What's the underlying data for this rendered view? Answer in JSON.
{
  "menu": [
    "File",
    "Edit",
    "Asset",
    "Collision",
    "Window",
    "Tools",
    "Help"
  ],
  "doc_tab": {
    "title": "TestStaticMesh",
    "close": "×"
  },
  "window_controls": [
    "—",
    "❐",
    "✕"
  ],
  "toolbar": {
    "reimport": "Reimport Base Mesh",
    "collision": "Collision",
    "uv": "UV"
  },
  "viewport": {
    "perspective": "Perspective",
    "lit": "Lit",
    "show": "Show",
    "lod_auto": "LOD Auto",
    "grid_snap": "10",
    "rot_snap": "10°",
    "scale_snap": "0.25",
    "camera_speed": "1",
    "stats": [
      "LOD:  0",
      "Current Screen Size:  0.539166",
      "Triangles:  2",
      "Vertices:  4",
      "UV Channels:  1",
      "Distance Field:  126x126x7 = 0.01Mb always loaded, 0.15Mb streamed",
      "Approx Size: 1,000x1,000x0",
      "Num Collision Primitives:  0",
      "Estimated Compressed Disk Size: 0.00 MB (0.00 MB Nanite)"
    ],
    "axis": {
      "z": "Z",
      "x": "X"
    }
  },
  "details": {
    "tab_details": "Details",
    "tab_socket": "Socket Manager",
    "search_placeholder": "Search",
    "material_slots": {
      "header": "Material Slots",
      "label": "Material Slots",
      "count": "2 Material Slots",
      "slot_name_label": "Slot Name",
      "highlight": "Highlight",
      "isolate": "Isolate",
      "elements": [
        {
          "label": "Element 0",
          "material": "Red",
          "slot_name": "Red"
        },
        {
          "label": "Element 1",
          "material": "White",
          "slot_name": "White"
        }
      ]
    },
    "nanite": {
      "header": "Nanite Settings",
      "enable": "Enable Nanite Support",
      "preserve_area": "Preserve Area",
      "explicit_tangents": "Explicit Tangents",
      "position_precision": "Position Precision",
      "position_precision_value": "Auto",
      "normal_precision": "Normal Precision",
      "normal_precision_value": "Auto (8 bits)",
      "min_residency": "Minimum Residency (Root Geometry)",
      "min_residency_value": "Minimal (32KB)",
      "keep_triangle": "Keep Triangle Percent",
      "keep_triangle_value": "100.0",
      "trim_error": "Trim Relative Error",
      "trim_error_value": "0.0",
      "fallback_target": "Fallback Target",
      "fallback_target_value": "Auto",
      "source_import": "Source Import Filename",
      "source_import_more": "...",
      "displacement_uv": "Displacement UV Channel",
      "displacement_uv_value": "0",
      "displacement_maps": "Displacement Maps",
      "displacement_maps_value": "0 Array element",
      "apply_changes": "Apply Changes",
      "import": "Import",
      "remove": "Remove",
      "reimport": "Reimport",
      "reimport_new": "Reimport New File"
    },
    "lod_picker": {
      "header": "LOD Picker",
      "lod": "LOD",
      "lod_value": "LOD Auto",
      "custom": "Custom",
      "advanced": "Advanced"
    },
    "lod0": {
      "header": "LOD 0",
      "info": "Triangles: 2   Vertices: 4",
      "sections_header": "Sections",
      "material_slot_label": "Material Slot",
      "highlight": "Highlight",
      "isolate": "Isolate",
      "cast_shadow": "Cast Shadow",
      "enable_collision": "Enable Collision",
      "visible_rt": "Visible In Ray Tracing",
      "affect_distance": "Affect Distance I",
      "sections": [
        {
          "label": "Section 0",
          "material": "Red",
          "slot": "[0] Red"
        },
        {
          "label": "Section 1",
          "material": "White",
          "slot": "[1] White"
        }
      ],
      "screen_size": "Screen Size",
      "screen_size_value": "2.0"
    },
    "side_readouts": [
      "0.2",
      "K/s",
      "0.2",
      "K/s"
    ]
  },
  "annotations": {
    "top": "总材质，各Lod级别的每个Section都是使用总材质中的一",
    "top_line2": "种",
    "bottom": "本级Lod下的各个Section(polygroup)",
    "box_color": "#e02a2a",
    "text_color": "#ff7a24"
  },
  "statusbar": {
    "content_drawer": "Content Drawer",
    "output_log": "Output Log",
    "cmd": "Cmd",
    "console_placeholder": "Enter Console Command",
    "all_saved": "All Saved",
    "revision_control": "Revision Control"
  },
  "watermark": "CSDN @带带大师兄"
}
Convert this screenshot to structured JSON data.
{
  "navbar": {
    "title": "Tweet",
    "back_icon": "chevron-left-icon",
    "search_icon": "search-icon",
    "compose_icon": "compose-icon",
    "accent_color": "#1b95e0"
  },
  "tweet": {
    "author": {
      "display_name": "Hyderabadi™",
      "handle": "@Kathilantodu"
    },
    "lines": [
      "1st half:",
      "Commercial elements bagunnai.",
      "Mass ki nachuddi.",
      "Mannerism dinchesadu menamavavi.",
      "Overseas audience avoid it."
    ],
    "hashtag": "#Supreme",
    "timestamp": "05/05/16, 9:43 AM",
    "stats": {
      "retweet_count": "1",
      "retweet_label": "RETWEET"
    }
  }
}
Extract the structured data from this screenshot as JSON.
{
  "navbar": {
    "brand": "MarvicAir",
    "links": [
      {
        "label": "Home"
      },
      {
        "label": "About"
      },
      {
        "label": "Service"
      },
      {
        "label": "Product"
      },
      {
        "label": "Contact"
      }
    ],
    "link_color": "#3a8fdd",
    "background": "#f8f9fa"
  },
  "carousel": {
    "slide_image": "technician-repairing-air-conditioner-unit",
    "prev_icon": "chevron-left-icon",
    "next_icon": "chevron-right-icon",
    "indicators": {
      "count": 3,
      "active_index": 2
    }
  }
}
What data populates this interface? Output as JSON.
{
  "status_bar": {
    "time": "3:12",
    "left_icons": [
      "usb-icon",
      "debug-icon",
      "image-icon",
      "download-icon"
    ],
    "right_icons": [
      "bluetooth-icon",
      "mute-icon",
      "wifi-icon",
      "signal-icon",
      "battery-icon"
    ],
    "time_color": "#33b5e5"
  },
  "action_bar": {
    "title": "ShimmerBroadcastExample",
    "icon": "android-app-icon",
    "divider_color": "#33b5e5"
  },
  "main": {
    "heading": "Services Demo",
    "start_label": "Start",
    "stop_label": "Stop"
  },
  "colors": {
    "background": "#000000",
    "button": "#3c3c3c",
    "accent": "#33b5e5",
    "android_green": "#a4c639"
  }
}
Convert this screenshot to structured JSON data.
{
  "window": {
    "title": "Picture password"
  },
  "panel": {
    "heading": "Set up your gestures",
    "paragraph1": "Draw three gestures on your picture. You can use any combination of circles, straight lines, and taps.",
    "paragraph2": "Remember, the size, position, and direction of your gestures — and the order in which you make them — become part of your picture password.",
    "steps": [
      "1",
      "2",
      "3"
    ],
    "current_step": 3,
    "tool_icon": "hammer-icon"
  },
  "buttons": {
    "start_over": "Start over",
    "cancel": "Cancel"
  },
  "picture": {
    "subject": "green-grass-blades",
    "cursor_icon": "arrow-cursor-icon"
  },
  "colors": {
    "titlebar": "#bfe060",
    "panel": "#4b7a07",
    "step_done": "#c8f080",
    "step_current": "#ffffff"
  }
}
···
What is needed
Reproduce the material precisely, including every line.

The reply
What's the underlying data for this rendered view? Answer in JSON.
{
  "menu": [
    "File",
    "Edit",
    "Asset",
    "Collision",
    "Window",
    "Tools",
    "Help"
  ],
  "doc_tab": {
    "title": "TestStaticMesh",
    "close": "×"
  },
  "window_controls": [
    "—",
    "❐",
    "✕"
  ],
  "toolbar": {
    "reimport": "Reimport Base Mesh",
    "collision": "Collision",
    "uv": "UV"
  },
  "viewport": {
    "perspective": "Perspective",
    "lit": "Lit",
    "show": "Show",
    "lod_auto": "LOD Auto",
    "grid_snap": "10",
    "rot_snap": "10°",
    "scale_snap": "0.25",
    "camera_speed": "1",
    "stats": [
      "LOD:  0",
      "Current Screen Size:  0.539166",
      "Triangles:  2",
      "Vertices:  4",
      "UV Channels:  1",
      "Distance Field:  126x126x7 = 0.01Mb always loaded, 0.15Mb streamed",
      "Approx Size: 1,000x1,000x0",
      "Num Collision Primitives:  0",
      "Estimated Compressed Disk Size: 0.00 MB (0.00 MB Nanite)"
    ],
    "axis": {
      "z": "Z",
      "x": "X"
    }
  },
  "details": {
    "tab_details": "Details",
    "tab_socket": "Socket Manager",
    "search_placeholder": "Search",
    "material_slots": {
      "header": "Material Slots",
      "label": "Material Slots",
      "count": "2 Material Slots",
      "slot_name_label": "Slot Name",
      "highlight": "Highlight",
      "isolate": "Isolate",
      "elements": [
        {
          "label": "Element 0",
          "material": "Red",
          "slot_name": "Red"
        },
        {
          "label": "Element 1",
          "material": "White",
          "slot_name": "White"
        }
      ]
    },
    "nanite": {
      "header": "Nanite Settings",
      "enable": "Enable Nanite Support",
      "preserve_area": "Preserve Area",
      "explicit_tangents": "Explicit Tangents",
      "position_precision": "Position Precision",
      "position_precision_value": "Auto",
      "normal_precision": "Normal Precision",
      "normal_precision_value": "Auto (8 bits)",
      "min_residency": "Minimum Residency (Root Geometry)",
      "min_residency_value": "Minimal (32KB)",
      "keep_triangle": "Keep Triangle Percent",
      "keep_triangle_value": "100.0",
      "trim_error": "Trim Relative Error",
      "trim_error_value": "0.0",
      "fallback_target": "Fallback Target",
      "fallback_target_value": "Auto",
      "source_import": "Source Import Filename",
      "source_import_more": "...",
      "displacement_uv": "Displacement UV Channel",
      "displacement_uv_value": "0",
      "displacement_maps": "Displacement Maps",
      "displacement_maps_value": "0 Array element",
      "apply_changes": "Apply Changes",
      "import": "Import",
      "remove": "Remove",
      "reimport": "Reimport",
      "reimport_new": "Reimport New File"
    },
    "lod_picker": {
      "header": "LOD Picker",
      "lod": "LOD",
      "lod_value": "LOD Auto",
      "custom": "Custom",
      "advanced": "Advanced"
    },
    "lod0": {
      "header": "LOD 0",
      "info": "Triangles: 2   Vertices: 4",
      "sections_header": "Sections",
      "material_slot_label": "Material Slot",
      "highlight": "Highlight",
      "isolate": "Isolate",
      "cast_shadow": "Cast Shadow",
      "enable_collision": "Enable Collision",
      "visible_rt": "Visible In Ray Tracing",
      "affect_distance": "Affect Distance I",
      "sections": [
        {
          "label": "Section 0",
          "material": "Red",
          "slot": "[0] Red"
        },
        {
          "label": "Section 1",
          "material": "White",
          "slot": "[1] White"
        }
      ],
      "screen_size": "Screen Size",
      "screen_size_value": "2.0"
    },
    "side_readouts": [
      "0.2",
      "K/s",
      "0.2",
      "K/s"
    ]
  },
  "annotations": {
    "top": "总材质，各Lod级别的每个Section都是使用总材质中的一",
    "top_line2": "种",
    "bottom": "本级Lod下的各个Section(polygroup)",
    "box_color": "#e02a2a",
    "text_color": "#ff7a24"
  },
  "statusbar": {
    "content_drawer": "Content Drawer",
    "output_log": "Output Log",
    "cmd": "Cmd",
    "console_placeholder": "Enter Console Command",
    "all_saved": "All Saved",
    "revision_control": "Revision Control"
  },
  "watermark": "CSDN @带带大师兄"
}
Convert this screenshot to structured JSON data.
{
  "navbar": {
    "title": "Tweet",
    "back_icon": "chevron-left-icon",
    "search_icon": "search-icon",
    "compose_icon": "compose-icon",
    "accent_color": "#1b95e0"
  },
  "tweet": {
    "author": {
      "display_name": "Hyderabadi™",
      "handle": "@Kathilantodu"
    },
    "lines": [
      "1st half:",
      "Commercial elements bagunnai.",
      "Mass ki nachuddi.",
      "Mannerism dinchesadu menamavavi.",
      "Overseas audience avoid it."
    ],
    "hashtag": "#Supreme",
    "timestamp": "05/05/16, 9:43 AM",
    "stats": {
      "retweet_count": "1",
      "retweet_label": "RETWEET"
    }
  }
}
Extract the structured data from this screenshot as JSON.
{
  "navbar": {
    "brand": "MarvicAir",
    "links": [
      {
        "label": "Home"
      },
      {
        "label": "About"
      },
      {
        "label": "Service"
      },
      {
        "label": "Product"
      },
      {
        "label": "Contact"
      }
    ],
    "link_color": "#3a8fdd",
    "background": "#f8f9fa"
  },
  "carousel": {
    "slide_image": "technician-repairing-air-conditioner-unit",
    "prev_icon": "chevron-left-icon",
    "next_icon": "chevron-right-icon",
    "indicators": {
      "count": 3,
      "active_index": 2
    }
  }
}
What data populates this interface? Output as JSON.
{
  "status_bar": {
    "time": "3:12",
    "left_icons": [
      "usb-icon",
      "debug-icon",
      "image-icon",
      "download-icon"
    ],
    "right_icons": [
      "bluetooth-icon",
      "mute-icon",
      "wifi-icon",
      "signal-icon",
      "battery-icon"
    ],
    "time_color": "#33b5e5"
  },
  "action_bar": {
    "title": "ShimmerBroadcastExample",
    "icon": "android-app-icon",
    "divider_color": "#33b5e5"
  },
  "main": {
    "heading": "Services Demo",
    "start_label": "Start",
    "stop_label": "Stop"
  },
  "colors": {
    "background": "#000000",
    "button": "#3c3c3c",
    "accent": "#33b5e5",
    "android_green": "#a4c639"
  }
}
Convert this screenshot to structured JSON data.
{
  "window": {
    "title": "Picture password"
  },
  "panel": {
    "heading": "Set up your gestures",
    "paragraph1": "Draw three gestures on your picture. You can use any combination of circles, straight lines, and taps.",
    "paragraph2": "Remember, the size, position, and direction of your gestures — and the order in which you make them — become part of your picture password.",
    "steps": [
      "1",
      "2",
      "3"
    ],
    "current_step": 3,
    "tool_icon": "hammer-icon"
  },
  "buttons": {
    "start_over": "Start over",
    "cancel": "Cancel"
  },
  "picture": {
    "subject": "green-grass-blades",
    "cursor_icon": "arrow-cursor-icon"
  },
  "colors": {
    "titlebar": "#bfe060",
    "panel": "#4b7a07",
    "step_done": "#c8f080",
    "step_current": "#ffffff"
  }
}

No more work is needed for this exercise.